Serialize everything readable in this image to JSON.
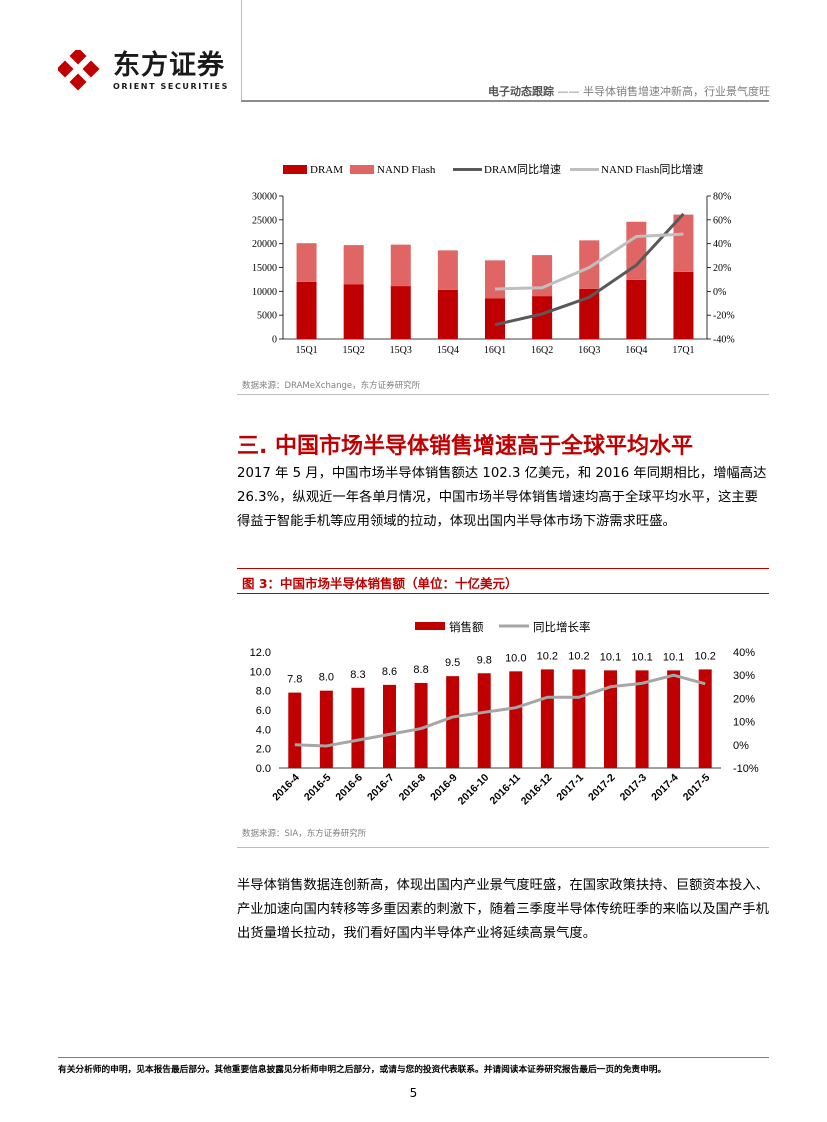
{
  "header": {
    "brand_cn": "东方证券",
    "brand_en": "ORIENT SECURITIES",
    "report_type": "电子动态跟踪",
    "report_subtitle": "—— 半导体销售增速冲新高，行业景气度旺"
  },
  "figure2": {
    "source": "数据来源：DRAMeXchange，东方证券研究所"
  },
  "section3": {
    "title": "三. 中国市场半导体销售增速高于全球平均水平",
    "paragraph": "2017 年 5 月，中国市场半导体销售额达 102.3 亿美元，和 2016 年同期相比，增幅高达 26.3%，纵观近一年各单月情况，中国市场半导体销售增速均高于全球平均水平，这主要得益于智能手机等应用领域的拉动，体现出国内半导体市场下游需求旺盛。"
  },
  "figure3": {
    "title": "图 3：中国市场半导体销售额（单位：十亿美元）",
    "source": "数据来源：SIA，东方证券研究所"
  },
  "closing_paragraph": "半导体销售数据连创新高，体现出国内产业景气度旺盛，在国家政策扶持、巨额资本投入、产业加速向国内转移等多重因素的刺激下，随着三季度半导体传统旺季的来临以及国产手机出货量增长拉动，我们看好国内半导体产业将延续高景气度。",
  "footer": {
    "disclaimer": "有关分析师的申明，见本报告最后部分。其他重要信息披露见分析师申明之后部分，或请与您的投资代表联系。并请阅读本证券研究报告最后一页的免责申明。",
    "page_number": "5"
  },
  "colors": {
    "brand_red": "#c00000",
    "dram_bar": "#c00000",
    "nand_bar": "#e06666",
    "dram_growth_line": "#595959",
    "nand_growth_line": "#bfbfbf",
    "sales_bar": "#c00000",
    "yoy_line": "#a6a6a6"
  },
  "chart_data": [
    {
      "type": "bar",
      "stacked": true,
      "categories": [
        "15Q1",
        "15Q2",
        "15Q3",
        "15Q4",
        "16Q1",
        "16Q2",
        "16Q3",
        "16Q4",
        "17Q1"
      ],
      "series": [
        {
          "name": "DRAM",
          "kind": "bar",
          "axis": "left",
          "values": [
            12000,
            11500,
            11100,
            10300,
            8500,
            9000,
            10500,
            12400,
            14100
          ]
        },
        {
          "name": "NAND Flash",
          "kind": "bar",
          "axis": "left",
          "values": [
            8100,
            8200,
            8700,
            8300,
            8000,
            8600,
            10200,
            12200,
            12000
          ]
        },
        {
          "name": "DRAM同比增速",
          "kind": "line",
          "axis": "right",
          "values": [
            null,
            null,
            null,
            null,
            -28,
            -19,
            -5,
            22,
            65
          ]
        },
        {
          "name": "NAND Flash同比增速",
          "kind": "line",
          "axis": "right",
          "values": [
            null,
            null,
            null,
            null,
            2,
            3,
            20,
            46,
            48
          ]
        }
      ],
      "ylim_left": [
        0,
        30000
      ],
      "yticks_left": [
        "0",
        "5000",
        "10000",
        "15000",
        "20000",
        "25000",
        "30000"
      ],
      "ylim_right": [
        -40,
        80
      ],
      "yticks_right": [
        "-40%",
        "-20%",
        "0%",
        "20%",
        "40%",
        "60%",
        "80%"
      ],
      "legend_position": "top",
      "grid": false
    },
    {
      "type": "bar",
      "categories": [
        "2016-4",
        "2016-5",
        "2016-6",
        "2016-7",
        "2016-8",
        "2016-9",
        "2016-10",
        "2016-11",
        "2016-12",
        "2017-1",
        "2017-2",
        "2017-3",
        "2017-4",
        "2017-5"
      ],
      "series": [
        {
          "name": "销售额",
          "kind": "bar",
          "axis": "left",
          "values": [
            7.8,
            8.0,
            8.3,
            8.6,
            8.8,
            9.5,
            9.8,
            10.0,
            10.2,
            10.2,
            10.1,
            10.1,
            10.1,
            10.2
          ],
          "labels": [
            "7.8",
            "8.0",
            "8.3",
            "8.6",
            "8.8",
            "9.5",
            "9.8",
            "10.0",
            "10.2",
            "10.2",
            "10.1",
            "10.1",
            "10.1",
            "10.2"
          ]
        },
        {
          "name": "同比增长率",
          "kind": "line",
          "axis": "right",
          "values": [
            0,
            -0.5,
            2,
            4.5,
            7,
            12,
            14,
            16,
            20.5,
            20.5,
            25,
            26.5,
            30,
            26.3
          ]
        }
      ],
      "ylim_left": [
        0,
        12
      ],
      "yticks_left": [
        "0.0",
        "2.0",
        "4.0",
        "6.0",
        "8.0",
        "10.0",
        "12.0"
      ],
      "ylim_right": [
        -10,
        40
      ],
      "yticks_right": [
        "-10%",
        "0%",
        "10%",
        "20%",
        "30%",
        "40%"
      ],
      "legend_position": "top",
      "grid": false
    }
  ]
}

--

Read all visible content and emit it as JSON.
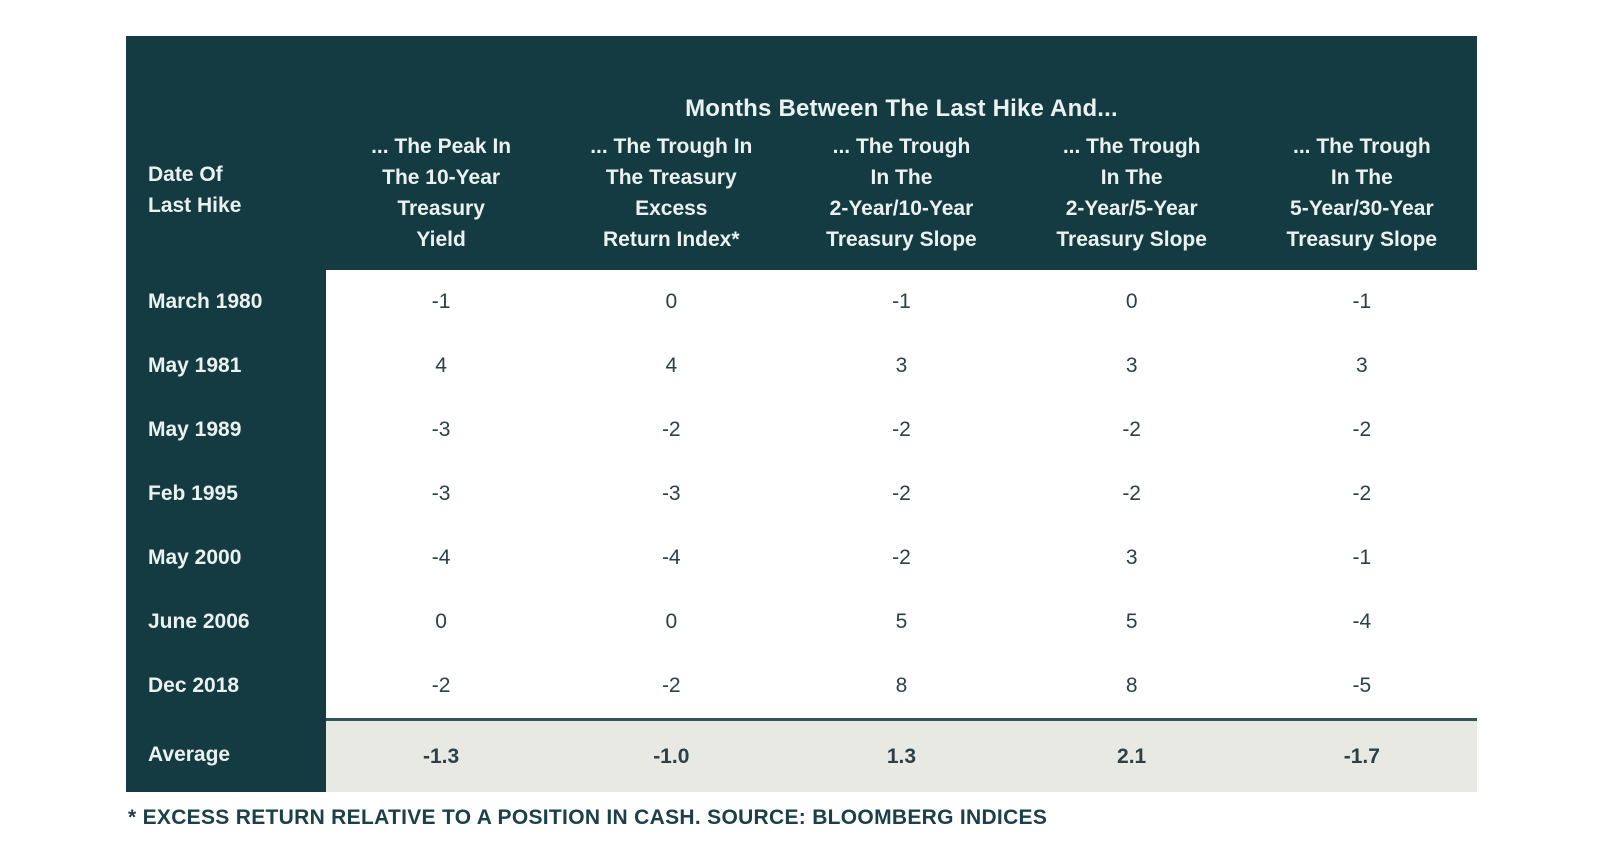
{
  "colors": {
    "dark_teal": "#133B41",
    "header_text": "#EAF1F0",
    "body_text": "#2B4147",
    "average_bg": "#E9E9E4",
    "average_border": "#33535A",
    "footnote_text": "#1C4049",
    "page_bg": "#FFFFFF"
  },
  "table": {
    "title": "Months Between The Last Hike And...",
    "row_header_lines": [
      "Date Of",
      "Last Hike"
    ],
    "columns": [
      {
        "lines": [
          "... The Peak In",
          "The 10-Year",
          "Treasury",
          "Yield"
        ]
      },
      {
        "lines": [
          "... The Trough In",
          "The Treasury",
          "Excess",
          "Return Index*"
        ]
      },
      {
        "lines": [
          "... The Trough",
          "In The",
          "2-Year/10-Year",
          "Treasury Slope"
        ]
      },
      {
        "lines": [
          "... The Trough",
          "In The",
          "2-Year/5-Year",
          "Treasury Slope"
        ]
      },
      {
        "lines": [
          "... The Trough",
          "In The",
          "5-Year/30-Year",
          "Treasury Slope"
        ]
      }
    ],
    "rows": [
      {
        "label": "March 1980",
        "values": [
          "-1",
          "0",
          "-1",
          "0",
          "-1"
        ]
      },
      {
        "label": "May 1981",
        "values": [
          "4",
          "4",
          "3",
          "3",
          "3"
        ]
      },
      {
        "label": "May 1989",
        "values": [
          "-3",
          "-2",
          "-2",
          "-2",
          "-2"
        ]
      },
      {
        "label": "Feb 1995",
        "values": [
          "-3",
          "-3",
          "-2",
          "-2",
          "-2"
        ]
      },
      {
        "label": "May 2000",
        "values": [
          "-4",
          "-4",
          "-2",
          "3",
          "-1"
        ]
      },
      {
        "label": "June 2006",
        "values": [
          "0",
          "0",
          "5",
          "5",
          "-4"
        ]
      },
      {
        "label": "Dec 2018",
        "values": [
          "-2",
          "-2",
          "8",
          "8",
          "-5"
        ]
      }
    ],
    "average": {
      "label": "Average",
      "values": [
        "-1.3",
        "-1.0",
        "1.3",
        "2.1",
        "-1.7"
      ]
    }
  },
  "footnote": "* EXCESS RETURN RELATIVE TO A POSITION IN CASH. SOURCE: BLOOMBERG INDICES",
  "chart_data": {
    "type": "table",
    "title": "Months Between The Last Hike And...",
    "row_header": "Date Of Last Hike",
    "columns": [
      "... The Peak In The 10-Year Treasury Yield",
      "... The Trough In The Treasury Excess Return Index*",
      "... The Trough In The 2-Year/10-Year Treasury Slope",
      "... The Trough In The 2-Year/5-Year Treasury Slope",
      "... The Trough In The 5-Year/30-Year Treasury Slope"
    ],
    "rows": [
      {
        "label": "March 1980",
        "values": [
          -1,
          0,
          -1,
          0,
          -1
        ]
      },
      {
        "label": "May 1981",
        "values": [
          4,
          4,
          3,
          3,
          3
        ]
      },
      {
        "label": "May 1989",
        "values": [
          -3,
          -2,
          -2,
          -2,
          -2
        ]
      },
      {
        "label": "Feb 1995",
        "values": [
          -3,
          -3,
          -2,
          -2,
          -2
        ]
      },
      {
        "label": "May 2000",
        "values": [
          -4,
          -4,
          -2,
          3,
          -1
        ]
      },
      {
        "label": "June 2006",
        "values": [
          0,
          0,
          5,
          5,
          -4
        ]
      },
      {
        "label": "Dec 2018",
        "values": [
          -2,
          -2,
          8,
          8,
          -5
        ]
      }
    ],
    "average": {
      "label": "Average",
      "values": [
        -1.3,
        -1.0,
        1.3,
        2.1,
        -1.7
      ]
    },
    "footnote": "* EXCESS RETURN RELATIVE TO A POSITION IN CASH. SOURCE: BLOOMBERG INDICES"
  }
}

* * *

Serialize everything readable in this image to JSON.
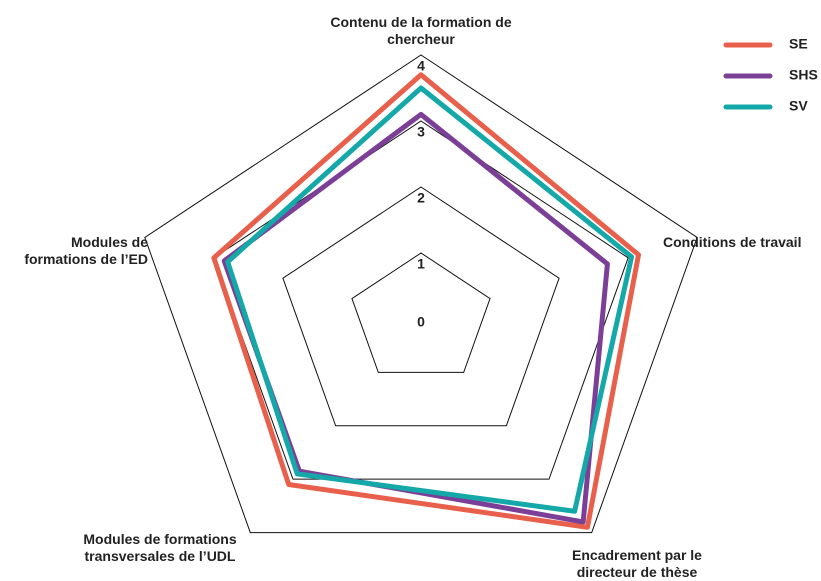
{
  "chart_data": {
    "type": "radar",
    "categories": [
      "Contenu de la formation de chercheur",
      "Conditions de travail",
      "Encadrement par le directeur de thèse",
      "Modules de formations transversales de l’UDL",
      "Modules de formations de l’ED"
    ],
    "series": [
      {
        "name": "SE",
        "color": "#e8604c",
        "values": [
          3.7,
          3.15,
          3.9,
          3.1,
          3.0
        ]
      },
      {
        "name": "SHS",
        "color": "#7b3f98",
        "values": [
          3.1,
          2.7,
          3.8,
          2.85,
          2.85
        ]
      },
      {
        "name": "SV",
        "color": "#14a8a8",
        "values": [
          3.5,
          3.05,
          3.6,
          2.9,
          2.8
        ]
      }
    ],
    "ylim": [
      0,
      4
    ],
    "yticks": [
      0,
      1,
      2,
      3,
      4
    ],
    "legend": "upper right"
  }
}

> _Directions_: Return, from the data, each line that has the word "RELATIVE" in it.

> _Result_:
  "footnote": "* EXCESS RETURN RELATIVE TO A POSITION IN CASH. SOURCE: BLOOMBERG INDICES",
    "footnote": "* EXCESS RETURN RELATIVE TO A POSITION IN CASH. SOURCE: BLOOMBERG INDICES"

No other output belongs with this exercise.